ACTION ITEM
For the material that follows, list every line containing the word "used".
= Beginning of Section =
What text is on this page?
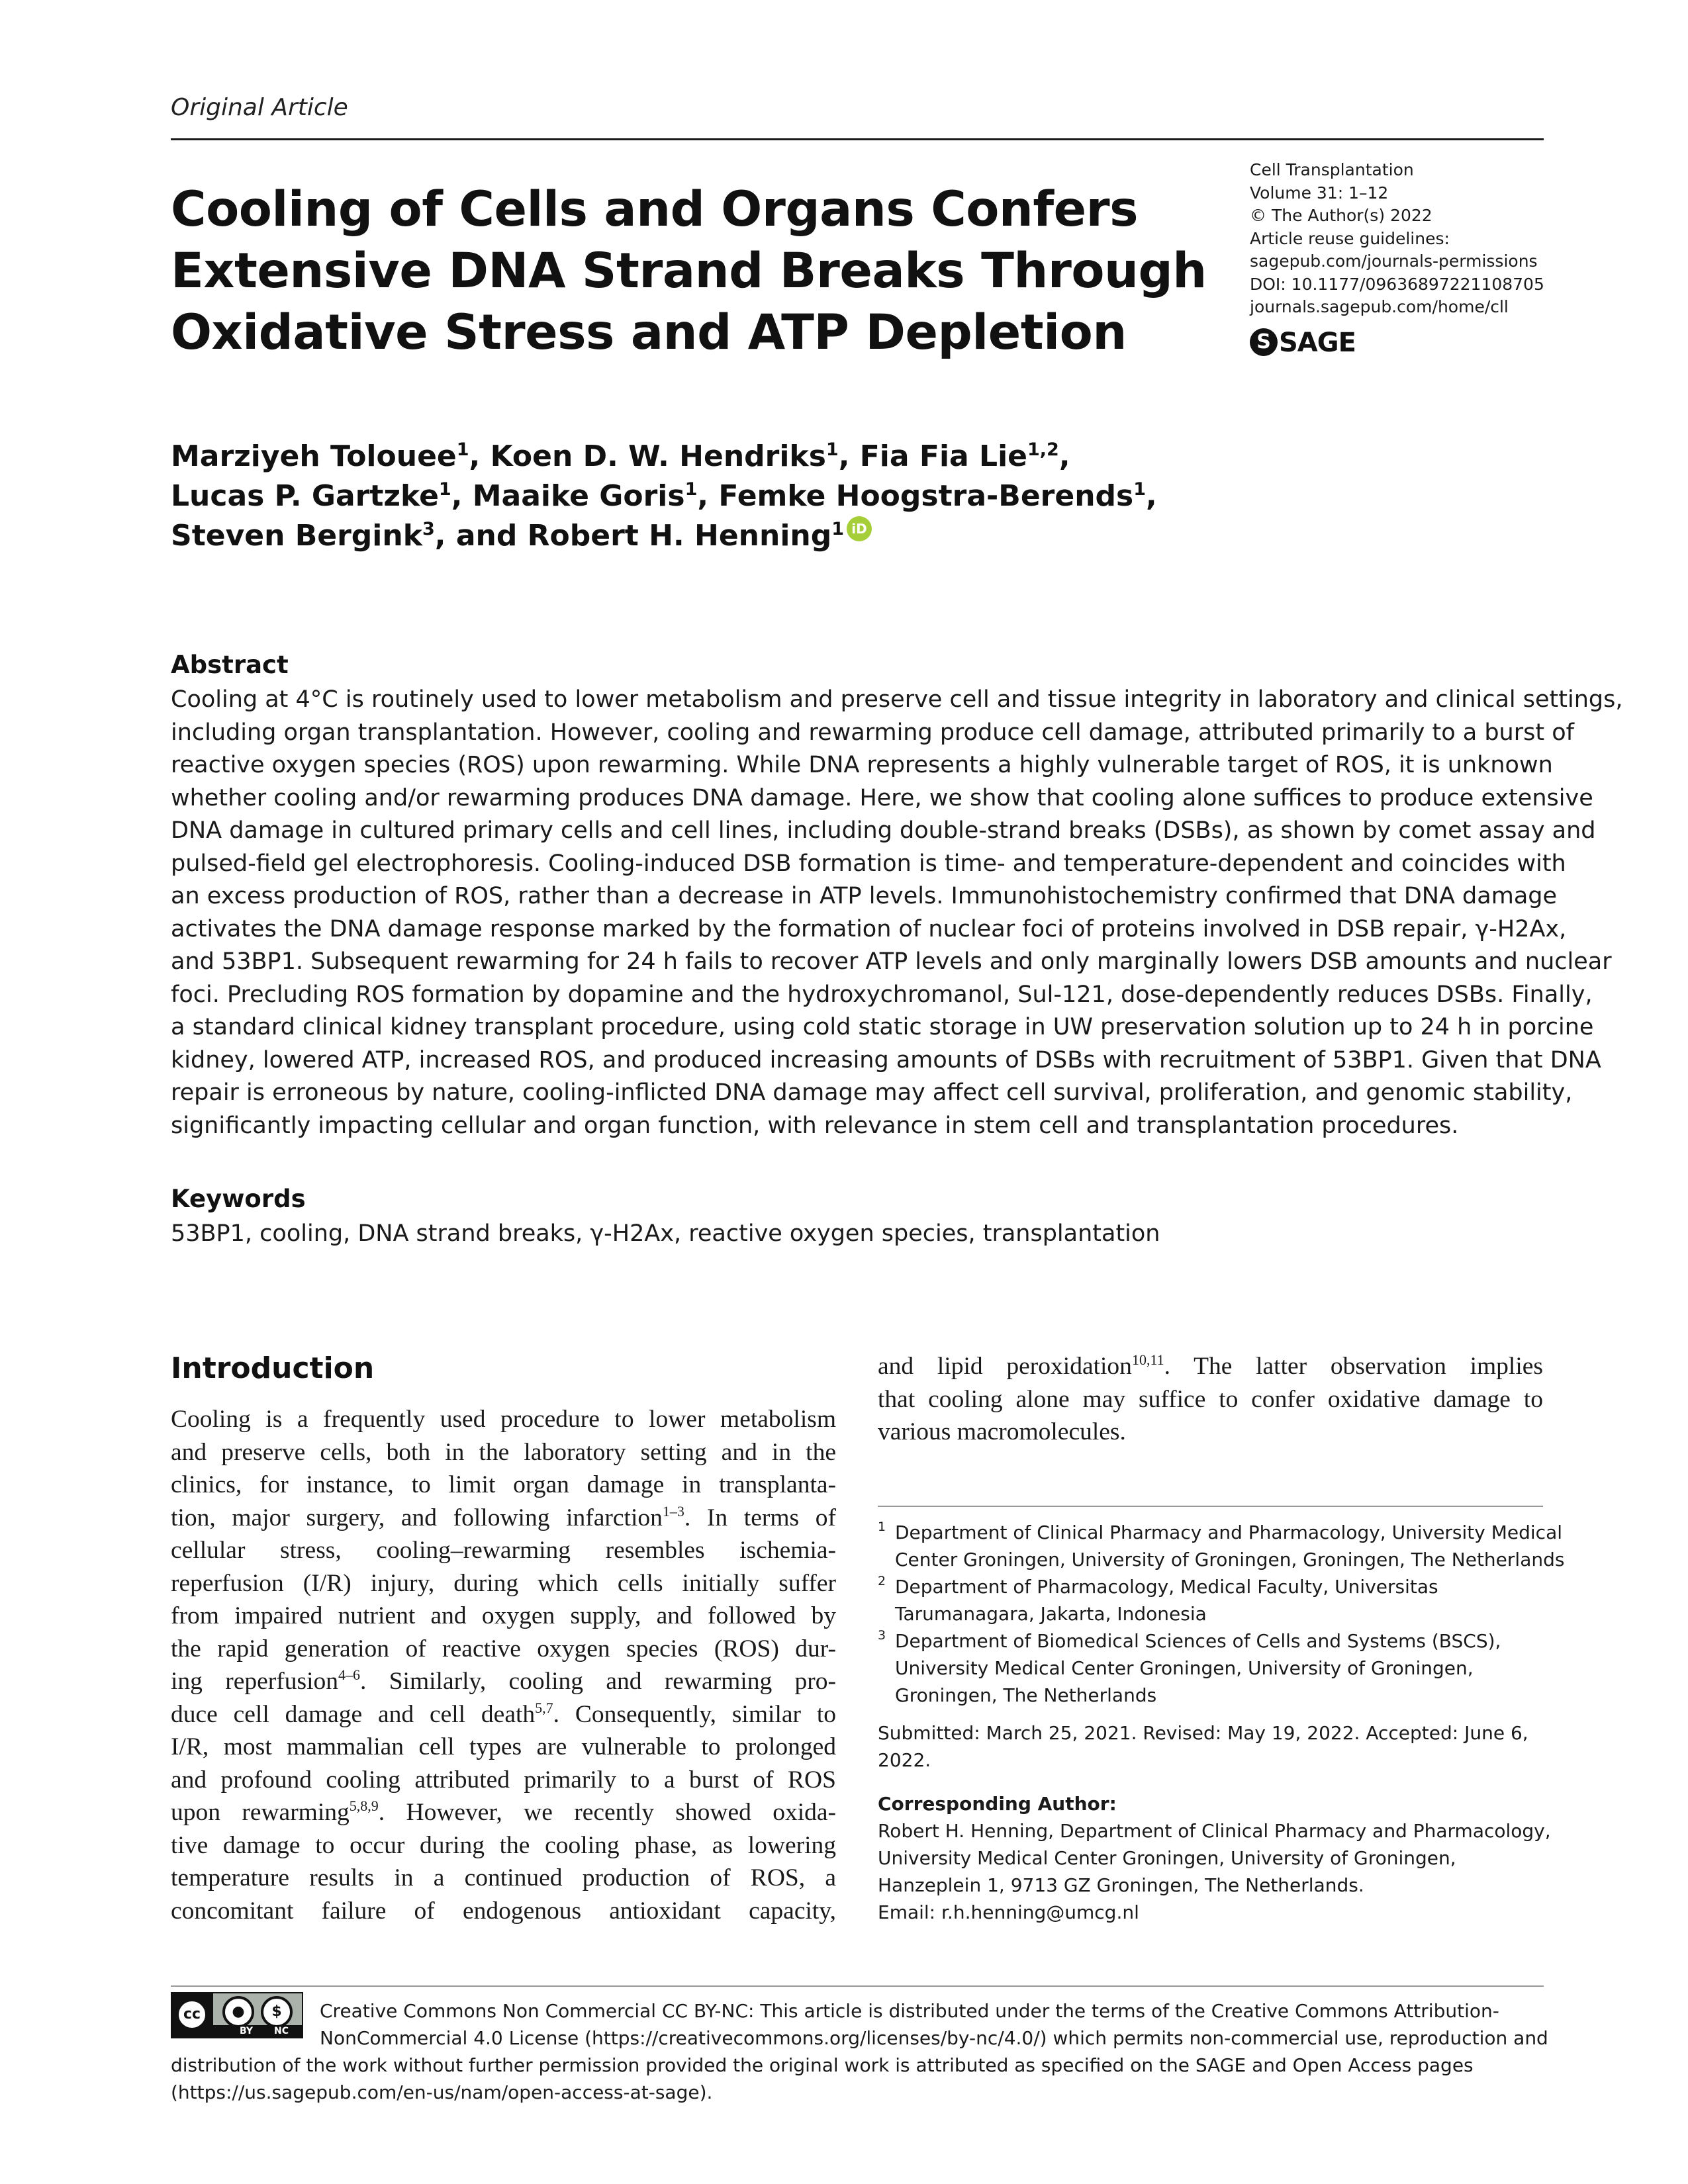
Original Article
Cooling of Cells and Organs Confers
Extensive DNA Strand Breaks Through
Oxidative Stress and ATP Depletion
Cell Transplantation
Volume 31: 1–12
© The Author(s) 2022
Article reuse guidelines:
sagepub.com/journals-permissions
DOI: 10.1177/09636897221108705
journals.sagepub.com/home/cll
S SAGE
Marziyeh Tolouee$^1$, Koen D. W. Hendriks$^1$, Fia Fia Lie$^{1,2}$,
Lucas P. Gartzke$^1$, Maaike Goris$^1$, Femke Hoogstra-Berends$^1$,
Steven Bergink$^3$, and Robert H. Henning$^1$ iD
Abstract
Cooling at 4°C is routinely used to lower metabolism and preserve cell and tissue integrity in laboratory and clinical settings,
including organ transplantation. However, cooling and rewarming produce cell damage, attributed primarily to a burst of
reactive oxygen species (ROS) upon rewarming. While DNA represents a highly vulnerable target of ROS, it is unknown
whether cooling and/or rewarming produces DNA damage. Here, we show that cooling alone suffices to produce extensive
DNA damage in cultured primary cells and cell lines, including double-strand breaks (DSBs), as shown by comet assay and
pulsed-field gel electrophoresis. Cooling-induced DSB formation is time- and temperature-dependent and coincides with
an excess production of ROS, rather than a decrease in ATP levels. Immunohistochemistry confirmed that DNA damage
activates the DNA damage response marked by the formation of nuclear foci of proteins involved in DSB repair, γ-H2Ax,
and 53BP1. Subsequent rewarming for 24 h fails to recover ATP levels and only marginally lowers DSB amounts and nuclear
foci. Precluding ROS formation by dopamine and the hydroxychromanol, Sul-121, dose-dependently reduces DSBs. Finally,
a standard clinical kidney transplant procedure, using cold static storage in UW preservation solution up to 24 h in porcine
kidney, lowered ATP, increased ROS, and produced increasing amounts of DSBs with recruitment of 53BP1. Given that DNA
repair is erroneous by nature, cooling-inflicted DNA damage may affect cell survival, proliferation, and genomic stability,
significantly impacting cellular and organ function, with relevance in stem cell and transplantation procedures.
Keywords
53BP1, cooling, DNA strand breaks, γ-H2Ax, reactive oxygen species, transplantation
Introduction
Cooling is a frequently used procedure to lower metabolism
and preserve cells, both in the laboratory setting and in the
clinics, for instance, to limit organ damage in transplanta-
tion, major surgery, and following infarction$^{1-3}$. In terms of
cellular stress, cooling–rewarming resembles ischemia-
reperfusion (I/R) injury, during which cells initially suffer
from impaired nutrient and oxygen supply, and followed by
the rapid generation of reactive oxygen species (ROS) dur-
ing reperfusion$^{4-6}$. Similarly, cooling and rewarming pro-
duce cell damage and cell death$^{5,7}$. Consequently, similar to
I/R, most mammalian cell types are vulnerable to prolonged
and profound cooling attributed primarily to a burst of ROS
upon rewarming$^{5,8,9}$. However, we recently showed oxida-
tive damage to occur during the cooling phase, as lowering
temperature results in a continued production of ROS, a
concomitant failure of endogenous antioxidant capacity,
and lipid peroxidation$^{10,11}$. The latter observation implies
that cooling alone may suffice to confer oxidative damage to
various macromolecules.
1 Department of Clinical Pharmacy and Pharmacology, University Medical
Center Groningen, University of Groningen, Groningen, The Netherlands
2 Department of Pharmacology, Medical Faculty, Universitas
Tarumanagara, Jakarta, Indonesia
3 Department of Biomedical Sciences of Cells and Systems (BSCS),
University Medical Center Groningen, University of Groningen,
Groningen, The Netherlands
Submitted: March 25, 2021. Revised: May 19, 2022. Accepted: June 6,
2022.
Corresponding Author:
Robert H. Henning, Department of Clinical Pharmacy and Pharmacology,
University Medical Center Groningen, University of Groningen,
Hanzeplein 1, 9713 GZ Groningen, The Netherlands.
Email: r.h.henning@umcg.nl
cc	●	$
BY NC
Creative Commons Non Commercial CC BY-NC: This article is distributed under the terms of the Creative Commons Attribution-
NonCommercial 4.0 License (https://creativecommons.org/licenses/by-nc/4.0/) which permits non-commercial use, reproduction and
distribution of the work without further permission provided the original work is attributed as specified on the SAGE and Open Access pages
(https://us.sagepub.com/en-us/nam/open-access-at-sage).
= End of Section =
= Beginning of Section =
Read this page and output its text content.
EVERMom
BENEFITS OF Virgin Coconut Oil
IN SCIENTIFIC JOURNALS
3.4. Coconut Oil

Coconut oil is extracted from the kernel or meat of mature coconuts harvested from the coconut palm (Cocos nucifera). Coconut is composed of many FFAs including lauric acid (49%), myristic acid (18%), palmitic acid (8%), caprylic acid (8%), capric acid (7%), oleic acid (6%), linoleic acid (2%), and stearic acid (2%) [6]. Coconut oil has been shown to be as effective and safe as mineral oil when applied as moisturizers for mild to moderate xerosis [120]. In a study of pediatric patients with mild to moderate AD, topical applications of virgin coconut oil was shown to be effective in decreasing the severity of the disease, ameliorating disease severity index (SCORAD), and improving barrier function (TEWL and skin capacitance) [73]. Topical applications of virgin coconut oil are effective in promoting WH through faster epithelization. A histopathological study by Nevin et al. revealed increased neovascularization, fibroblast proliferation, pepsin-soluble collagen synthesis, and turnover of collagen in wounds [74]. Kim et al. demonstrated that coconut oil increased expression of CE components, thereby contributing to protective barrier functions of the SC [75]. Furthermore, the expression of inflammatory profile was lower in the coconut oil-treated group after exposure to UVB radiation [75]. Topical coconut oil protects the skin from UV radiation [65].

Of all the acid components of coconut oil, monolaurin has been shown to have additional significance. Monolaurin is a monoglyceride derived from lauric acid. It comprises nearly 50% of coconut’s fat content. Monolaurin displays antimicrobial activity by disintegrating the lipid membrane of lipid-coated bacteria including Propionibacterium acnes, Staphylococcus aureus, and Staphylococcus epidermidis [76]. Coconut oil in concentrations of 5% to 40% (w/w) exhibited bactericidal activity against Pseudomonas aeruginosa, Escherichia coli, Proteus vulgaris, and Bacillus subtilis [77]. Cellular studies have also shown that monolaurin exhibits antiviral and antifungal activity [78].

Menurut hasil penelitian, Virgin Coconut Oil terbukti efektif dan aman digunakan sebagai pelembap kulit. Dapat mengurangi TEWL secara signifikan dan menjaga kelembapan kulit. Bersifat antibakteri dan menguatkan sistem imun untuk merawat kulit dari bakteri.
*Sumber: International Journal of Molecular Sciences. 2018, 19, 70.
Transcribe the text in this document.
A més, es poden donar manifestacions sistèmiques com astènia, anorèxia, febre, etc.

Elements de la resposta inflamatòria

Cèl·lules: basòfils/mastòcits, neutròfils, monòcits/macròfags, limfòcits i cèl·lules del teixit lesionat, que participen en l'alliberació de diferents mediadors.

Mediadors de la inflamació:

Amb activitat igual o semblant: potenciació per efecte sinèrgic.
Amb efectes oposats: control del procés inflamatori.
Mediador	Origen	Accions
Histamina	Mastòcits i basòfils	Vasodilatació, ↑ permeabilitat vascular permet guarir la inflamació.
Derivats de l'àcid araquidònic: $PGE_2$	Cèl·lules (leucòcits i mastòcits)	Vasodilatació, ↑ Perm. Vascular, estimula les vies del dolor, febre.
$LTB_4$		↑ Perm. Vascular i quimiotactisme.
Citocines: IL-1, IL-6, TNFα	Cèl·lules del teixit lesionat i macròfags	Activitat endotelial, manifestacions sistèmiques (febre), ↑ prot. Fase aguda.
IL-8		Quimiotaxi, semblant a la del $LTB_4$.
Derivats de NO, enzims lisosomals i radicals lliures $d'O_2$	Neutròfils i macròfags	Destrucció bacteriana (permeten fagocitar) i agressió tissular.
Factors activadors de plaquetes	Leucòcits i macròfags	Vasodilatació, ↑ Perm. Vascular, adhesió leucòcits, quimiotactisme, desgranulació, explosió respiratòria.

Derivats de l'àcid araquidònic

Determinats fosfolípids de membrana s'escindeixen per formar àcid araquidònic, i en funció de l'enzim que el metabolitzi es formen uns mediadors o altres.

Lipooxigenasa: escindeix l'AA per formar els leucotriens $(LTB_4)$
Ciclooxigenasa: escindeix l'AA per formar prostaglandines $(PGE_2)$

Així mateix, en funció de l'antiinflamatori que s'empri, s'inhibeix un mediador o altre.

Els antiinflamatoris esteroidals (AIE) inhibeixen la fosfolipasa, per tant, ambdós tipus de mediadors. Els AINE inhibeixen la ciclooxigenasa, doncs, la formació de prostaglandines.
= End of Section =
RESPONSE
Cooling at 4°C is routinely used to lower metabolism and preserve cell and tissue integrity in laboratory and clinical settings,
Cooling is a frequently used procedure to lower metabolism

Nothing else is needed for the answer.